Records for the task
================

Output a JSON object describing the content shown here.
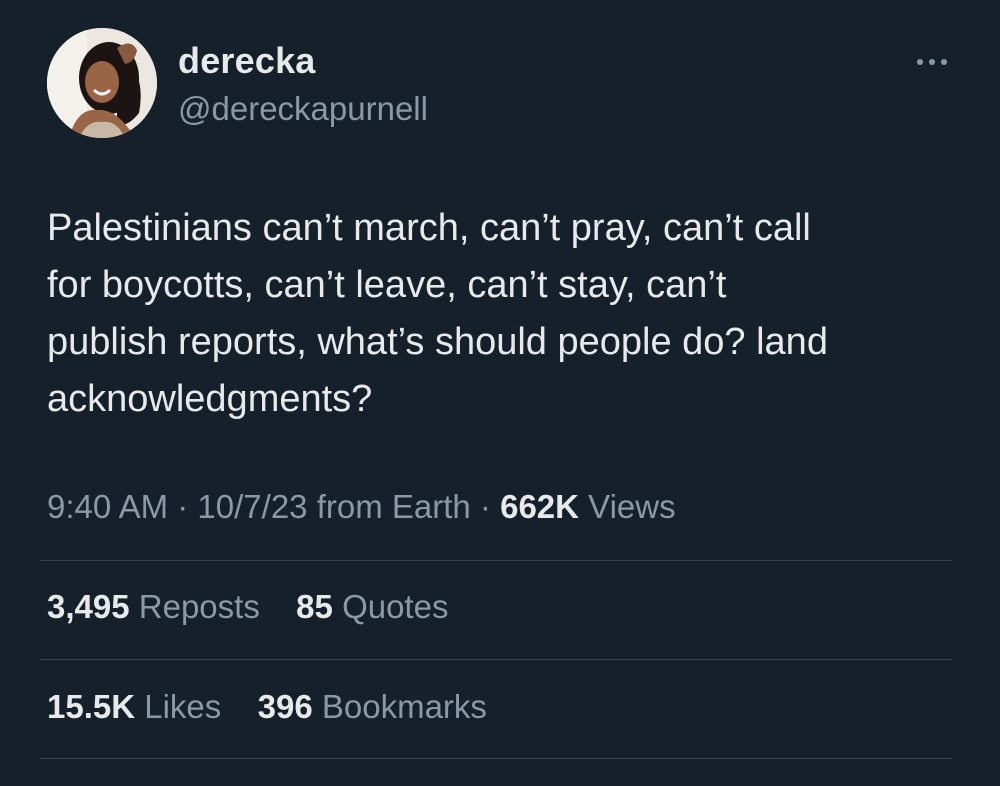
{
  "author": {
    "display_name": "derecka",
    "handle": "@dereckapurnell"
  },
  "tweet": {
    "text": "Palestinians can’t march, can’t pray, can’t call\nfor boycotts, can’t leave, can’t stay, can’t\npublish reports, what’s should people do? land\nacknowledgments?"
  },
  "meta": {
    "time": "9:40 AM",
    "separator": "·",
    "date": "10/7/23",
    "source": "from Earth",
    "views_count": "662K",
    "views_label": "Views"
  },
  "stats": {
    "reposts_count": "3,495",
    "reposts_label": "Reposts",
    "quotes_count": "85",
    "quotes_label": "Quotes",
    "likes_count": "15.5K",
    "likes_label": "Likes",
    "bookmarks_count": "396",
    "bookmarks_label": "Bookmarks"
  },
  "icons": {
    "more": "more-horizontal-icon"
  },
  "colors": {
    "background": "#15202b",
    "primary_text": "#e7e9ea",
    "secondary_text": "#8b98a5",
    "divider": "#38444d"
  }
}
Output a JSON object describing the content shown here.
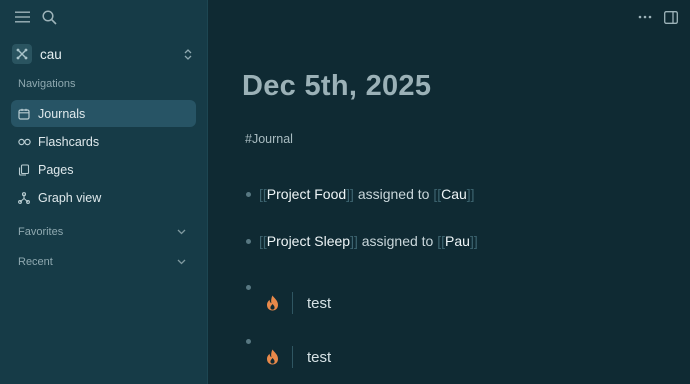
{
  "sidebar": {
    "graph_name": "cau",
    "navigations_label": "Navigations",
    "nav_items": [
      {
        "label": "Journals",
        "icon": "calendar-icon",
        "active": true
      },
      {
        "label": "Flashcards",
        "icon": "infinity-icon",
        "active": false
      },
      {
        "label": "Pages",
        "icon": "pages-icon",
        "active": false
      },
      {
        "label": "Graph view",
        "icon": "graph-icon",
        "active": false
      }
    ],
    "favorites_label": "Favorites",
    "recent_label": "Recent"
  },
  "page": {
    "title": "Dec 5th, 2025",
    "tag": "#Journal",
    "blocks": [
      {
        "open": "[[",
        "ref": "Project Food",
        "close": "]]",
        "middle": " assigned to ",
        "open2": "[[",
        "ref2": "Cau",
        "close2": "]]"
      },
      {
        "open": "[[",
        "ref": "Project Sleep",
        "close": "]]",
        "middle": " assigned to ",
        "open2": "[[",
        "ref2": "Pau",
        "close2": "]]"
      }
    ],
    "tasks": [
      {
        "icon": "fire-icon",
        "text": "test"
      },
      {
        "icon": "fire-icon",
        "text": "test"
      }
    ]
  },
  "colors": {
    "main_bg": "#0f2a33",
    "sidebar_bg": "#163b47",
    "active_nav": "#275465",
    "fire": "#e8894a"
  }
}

================

Directions
Retype all of the entries exactly as written, leaving out any images.

Finished answer
Output a JSON object describing the content shown here.
{
  "author": {
    "display_name": "derecka",
    "handle": "@dereckapurnell"
  },
  "tweet": {
    "text": "Palestinians can’t march, can’t pray, can’t call\nfor boycotts, can’t leave, can’t stay, can’t\npublish reports, what’s should people do? land\nacknowledgments?"
  },
  "meta": {
    "time": "9:40 AM",
    "separator": "·",
    "date": "10/7/23",
    "source": "from Earth",
    "views_count": "662K",
    "views_label": "Views"
  },
  "stats": {
    "reposts_count": "3,495",
    "reposts_label": "Reposts",
    "quotes_count": "85",
    "quotes_label": "Quotes",
    "likes_count": "15.5K",
    "likes_label": "Likes",
    "bookmarks_count": "396",
    "bookmarks_label": "Bookmarks"
  },
  "icons": {
    "more": "more-horizontal-icon"
  },
  "colors": {
    "background": "#15202b",
    "primary_text": "#e7e9ea",
    "secondary_text": "#8b98a5",
    "divider": "#38444d"
  }
}
Output a JSON object describing the content shown here.
{
  "sidebar": {
    "graph_name": "cau",
    "navigations_label": "Navigations",
    "nav_items": [
      {
        "label": "Journals",
        "icon": "calendar-icon",
        "active": true
      },
      {
        "label": "Flashcards",
        "icon": "infinity-icon",
        "active": false
      },
      {
        "label": "Pages",
        "icon": "pages-icon",
        "active": false
      },
      {
        "label": "Graph view",
        "icon": "graph-icon",
        "active": false
      }
    ],
    "favorites_label": "Favorites",
    "recent_label": "Recent"
  },
  "page": {
    "title": "Dec 5th, 2025",
    "tag": "#Journal",
    "blocks": [
      {
        "open": "[[",
        "ref": "Project Food",
        "close": "]]",
        "middle": " assigned to ",
        "open2": "[[",
        "ref2": "Cau",
        "close2": "]]"
      },
      {
        "open": "[[",
        "ref": "Project Sleep",
        "close": "]]",
        "middle": " assigned to ",
        "open2": "[[",
        "ref2": "Pau",
        "close2": "]]"
      }
    ],
    "tasks": [
      {
        "icon": "fire-icon",
        "text": "test"
      },
      {
        "icon": "fire-icon",
        "text": "test"
      }
    ]
  },
  "colors": {
    "main_bg": "#0f2a33",
    "sidebar_bg": "#163b47",
    "active_nav": "#275465",
    "fire": "#e8894a"
  }
}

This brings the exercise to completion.